> _Goal of the exercise_: Every line that holds "color" should be shown.

> _Part of a data file_:
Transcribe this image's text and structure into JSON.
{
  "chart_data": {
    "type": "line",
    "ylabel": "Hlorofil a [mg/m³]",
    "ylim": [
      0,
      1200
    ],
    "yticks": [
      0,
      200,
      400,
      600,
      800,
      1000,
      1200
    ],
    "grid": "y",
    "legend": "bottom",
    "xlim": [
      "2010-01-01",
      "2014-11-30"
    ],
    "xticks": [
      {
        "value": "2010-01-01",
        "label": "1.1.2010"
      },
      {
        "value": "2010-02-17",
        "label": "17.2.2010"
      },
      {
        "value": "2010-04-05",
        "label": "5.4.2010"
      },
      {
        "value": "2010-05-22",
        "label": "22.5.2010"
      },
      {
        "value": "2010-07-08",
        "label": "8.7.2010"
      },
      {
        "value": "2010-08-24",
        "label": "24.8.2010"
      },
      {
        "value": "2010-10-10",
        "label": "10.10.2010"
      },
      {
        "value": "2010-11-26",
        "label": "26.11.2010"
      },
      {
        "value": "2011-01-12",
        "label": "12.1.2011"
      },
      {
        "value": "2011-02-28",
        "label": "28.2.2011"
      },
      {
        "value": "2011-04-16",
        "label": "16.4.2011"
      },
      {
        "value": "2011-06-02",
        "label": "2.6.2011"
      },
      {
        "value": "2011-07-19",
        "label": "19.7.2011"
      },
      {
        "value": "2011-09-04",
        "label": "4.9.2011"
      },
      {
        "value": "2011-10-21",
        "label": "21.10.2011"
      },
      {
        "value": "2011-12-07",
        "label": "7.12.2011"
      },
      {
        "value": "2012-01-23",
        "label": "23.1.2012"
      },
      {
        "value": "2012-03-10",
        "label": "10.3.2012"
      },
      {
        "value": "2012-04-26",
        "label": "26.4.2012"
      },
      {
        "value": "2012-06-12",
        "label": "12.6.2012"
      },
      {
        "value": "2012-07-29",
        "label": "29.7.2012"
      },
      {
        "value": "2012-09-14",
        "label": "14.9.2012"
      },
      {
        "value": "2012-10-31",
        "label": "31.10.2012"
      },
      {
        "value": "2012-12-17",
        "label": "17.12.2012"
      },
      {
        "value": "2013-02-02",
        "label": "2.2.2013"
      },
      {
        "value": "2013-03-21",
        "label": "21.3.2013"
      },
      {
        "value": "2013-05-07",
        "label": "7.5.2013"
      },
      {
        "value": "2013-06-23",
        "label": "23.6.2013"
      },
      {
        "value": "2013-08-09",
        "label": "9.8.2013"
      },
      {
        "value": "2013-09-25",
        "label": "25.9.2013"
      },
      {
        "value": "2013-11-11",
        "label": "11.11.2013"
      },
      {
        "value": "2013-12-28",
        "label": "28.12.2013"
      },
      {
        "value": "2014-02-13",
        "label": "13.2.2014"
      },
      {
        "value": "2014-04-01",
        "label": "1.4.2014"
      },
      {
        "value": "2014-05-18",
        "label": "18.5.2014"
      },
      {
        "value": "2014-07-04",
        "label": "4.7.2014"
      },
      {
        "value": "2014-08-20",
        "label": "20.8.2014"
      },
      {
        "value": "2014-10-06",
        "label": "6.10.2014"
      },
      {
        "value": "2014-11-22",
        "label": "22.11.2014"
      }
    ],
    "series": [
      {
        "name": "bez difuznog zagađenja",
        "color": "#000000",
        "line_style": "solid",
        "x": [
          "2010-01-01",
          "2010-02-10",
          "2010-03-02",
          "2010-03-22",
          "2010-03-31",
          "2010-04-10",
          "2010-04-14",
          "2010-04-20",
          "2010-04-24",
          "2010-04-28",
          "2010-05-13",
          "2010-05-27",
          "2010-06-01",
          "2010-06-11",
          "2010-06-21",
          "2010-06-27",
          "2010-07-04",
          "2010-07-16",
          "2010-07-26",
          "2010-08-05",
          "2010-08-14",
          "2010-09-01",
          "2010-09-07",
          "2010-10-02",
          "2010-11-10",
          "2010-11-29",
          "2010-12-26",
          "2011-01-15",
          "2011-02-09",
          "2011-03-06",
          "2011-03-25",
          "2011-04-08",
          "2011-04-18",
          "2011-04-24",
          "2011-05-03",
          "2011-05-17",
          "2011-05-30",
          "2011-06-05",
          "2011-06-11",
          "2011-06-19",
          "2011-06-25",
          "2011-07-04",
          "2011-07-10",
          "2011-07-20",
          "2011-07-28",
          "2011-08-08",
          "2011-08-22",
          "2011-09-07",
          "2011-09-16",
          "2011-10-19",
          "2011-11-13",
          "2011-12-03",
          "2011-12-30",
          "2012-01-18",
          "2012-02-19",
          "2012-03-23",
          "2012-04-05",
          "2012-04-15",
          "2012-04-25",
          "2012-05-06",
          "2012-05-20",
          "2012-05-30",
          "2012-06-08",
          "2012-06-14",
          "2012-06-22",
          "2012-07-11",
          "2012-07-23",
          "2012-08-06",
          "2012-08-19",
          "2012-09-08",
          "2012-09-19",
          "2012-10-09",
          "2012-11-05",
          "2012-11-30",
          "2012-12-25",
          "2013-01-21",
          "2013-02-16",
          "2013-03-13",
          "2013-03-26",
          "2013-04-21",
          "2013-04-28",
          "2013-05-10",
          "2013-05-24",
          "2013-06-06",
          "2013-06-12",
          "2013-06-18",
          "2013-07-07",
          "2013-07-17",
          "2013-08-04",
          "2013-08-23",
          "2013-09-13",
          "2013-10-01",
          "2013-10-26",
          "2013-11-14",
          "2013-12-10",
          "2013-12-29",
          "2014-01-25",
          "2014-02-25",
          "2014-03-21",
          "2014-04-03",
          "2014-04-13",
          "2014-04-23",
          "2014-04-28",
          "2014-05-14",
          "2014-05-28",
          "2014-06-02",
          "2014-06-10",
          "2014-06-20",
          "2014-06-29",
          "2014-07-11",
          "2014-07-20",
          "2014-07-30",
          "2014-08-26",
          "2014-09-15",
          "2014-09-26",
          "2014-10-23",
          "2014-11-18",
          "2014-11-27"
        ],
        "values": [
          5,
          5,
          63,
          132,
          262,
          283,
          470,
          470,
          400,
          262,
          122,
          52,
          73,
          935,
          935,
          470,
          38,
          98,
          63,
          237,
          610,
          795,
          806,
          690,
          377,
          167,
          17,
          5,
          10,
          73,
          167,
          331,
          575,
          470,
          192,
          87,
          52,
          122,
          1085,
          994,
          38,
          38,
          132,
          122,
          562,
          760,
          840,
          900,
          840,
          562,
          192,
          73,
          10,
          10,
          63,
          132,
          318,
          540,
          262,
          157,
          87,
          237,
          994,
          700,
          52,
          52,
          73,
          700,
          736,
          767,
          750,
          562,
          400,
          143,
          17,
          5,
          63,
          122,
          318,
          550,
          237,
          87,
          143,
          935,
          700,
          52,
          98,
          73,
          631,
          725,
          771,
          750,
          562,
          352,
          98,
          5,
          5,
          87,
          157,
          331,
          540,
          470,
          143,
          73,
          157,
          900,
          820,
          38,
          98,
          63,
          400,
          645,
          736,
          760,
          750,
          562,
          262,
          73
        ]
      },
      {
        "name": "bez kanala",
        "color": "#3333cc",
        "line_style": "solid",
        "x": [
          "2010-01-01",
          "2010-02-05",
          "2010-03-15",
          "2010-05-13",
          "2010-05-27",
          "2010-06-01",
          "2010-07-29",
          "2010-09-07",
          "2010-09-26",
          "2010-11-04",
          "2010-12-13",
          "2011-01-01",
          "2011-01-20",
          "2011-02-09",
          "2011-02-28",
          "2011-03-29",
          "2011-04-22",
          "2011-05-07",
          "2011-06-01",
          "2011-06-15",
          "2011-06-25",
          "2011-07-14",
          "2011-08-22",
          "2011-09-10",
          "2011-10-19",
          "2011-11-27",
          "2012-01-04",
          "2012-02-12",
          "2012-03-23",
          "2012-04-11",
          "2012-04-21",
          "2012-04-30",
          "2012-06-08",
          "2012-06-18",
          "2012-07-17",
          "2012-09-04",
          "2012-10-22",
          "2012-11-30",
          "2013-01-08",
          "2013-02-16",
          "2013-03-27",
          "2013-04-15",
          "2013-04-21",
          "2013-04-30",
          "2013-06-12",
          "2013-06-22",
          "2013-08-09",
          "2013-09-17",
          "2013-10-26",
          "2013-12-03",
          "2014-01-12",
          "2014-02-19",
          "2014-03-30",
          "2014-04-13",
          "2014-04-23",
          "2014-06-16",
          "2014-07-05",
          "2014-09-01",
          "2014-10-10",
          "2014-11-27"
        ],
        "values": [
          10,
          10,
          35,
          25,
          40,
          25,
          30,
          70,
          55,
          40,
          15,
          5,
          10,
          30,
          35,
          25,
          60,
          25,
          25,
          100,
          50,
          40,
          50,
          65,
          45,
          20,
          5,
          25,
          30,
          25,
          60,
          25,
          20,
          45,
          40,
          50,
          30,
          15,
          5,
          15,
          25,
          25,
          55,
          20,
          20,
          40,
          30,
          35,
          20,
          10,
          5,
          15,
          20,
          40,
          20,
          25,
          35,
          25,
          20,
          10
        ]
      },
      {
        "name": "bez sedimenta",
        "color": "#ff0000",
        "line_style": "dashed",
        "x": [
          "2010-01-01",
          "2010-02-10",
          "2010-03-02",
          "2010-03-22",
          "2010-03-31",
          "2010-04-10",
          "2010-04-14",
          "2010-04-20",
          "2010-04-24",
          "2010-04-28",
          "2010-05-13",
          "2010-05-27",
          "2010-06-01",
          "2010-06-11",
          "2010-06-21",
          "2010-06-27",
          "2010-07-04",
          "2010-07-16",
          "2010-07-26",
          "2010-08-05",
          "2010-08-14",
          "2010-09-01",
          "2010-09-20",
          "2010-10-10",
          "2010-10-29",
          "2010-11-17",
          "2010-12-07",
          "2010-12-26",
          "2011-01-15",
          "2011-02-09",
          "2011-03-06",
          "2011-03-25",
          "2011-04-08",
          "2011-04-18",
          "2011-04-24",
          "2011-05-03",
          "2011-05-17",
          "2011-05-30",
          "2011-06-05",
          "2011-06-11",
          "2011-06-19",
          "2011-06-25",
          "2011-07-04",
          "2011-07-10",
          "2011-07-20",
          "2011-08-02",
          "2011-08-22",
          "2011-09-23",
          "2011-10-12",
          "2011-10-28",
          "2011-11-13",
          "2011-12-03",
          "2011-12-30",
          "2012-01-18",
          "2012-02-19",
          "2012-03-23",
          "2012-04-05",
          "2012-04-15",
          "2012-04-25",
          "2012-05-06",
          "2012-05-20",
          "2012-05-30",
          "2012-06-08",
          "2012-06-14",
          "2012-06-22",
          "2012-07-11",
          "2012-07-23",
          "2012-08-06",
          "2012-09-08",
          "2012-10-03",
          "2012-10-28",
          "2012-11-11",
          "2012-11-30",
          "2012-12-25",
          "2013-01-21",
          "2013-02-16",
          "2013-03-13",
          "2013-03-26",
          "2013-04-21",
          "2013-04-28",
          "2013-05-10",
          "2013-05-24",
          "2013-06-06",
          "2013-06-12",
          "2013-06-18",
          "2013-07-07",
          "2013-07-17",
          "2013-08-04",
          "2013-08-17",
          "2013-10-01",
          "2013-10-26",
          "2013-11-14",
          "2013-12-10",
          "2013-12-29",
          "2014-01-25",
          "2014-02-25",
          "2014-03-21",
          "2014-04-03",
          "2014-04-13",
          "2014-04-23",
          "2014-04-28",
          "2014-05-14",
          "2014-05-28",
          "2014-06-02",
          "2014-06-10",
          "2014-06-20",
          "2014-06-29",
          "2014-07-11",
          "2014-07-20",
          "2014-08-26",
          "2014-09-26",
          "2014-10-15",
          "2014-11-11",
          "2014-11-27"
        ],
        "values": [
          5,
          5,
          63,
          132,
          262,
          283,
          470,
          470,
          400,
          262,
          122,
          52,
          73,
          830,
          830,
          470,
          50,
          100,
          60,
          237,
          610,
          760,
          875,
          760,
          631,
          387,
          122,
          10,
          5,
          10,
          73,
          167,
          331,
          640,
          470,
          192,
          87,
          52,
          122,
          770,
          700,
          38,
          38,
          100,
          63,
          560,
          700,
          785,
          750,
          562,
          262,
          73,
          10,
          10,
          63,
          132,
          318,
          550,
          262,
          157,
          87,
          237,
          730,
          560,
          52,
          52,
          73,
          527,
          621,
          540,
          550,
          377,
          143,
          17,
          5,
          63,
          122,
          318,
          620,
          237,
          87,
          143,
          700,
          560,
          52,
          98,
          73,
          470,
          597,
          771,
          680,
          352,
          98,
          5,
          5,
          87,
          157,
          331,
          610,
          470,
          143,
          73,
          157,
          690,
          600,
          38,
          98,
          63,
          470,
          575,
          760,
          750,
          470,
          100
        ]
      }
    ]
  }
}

> _Task solution_:
        "color": "#000000",
        "color": "#3333cc",
        "color": "#ff0000",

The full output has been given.